*Provided data*
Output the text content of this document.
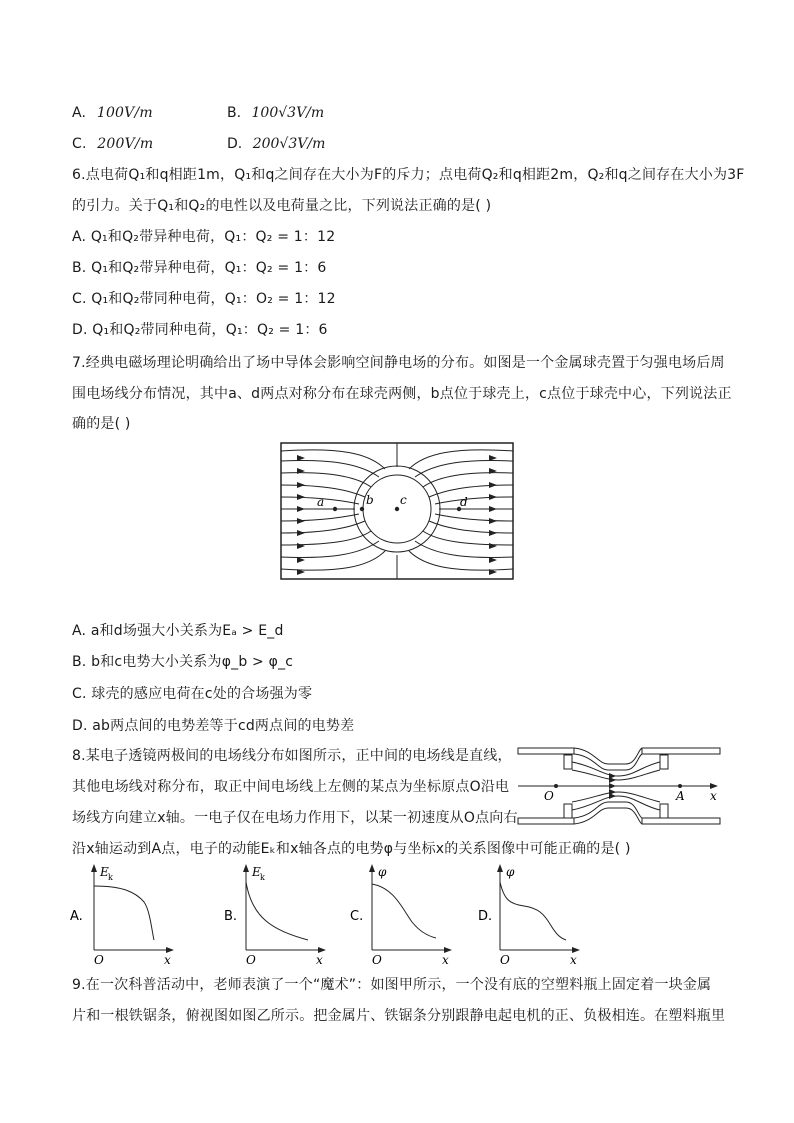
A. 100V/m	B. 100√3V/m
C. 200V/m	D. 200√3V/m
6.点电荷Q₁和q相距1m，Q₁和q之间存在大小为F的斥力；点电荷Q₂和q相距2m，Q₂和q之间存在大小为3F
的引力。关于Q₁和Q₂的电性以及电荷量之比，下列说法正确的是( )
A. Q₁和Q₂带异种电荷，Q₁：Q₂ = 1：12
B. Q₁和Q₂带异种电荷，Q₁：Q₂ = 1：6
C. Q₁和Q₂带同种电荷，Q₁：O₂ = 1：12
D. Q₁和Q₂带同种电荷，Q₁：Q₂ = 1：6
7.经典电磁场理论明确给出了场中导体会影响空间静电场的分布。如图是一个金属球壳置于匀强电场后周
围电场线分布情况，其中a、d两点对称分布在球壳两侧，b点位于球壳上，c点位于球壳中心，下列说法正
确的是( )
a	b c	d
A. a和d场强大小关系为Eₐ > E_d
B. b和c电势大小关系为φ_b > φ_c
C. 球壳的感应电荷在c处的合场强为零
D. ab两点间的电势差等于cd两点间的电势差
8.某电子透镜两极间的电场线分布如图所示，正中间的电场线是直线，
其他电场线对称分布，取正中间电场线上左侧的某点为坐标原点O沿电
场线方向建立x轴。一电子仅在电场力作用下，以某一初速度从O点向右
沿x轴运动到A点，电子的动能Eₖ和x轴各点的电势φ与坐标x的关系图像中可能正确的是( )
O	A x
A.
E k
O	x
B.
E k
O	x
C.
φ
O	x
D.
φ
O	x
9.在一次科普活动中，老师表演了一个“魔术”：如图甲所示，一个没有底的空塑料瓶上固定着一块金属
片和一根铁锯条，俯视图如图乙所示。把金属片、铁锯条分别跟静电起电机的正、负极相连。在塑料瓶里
--
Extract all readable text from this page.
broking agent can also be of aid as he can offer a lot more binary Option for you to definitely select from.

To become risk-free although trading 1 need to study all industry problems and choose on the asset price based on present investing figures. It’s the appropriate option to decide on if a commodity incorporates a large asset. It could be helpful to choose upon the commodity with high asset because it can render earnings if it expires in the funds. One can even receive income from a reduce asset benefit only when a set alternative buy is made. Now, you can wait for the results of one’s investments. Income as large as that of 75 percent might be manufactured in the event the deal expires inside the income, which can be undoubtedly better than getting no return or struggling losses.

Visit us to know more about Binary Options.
==
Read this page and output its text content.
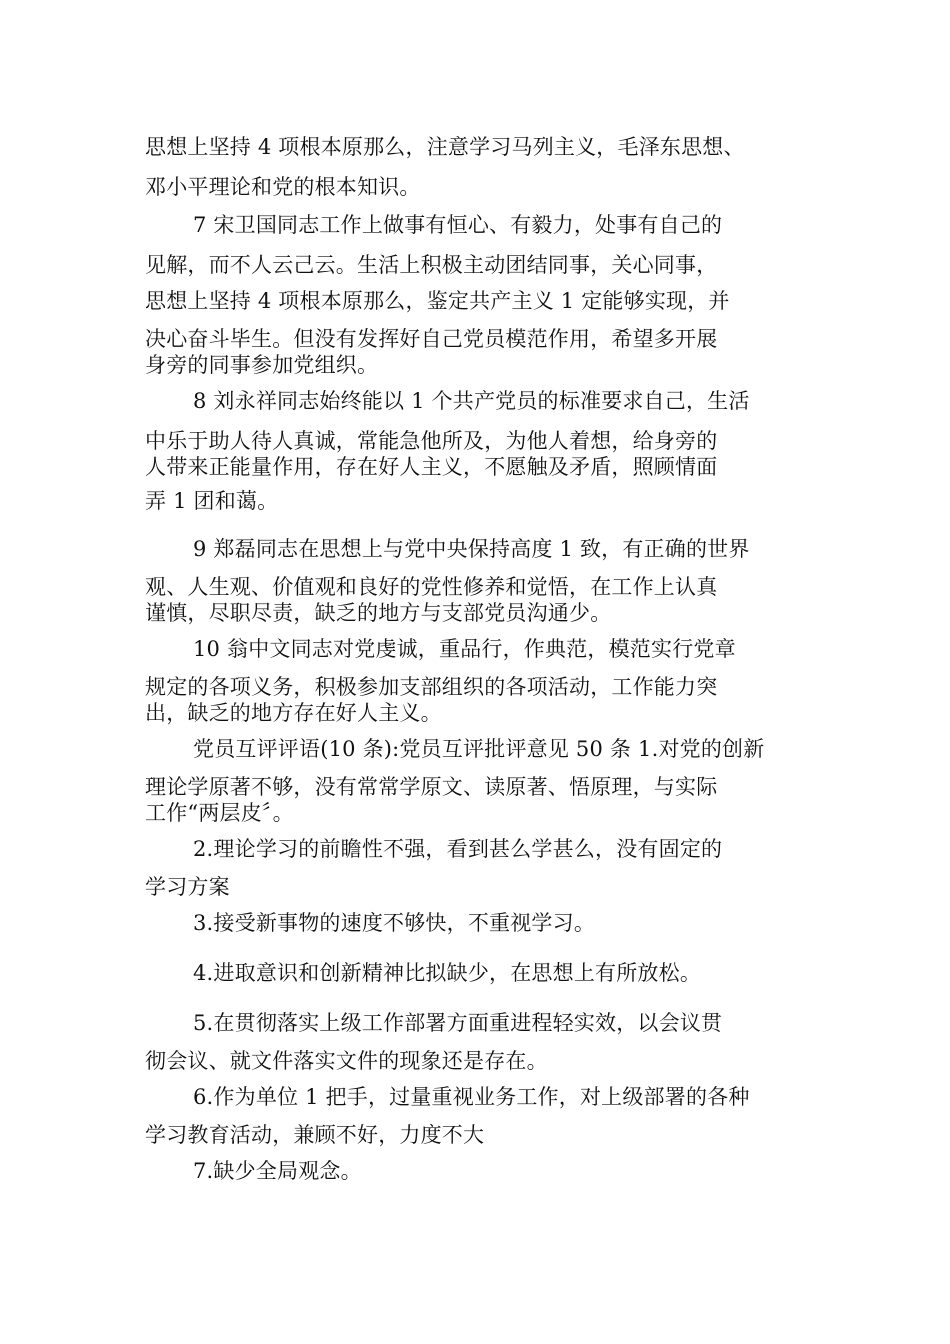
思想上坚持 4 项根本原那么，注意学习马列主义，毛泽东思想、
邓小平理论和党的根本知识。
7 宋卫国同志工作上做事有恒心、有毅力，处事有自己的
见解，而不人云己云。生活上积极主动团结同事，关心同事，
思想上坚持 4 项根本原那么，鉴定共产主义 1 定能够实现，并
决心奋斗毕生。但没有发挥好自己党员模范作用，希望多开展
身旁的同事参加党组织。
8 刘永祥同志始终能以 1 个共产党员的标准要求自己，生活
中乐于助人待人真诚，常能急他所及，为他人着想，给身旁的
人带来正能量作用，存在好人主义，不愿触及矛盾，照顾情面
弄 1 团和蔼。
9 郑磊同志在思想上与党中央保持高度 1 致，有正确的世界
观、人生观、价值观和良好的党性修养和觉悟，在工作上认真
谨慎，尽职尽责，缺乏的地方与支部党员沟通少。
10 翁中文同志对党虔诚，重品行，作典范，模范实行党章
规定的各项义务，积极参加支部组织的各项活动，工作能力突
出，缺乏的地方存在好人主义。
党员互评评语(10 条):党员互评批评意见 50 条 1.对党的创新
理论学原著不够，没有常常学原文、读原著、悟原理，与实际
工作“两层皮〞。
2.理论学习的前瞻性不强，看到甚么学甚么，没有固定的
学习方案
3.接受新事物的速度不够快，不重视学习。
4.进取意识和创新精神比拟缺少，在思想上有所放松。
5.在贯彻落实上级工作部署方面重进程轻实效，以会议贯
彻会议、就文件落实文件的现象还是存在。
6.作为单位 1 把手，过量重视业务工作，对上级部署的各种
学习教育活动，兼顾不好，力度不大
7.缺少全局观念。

*Problem statement*
Identify and copy lines that hold the string "思想上坚持".

*Written solution*
思想上坚持 4 项根本原那么，注意学习马列主义，毛泽东思想、
思想上坚持 4 项根本原那么，鉴定共产主义 1 定能够实现，并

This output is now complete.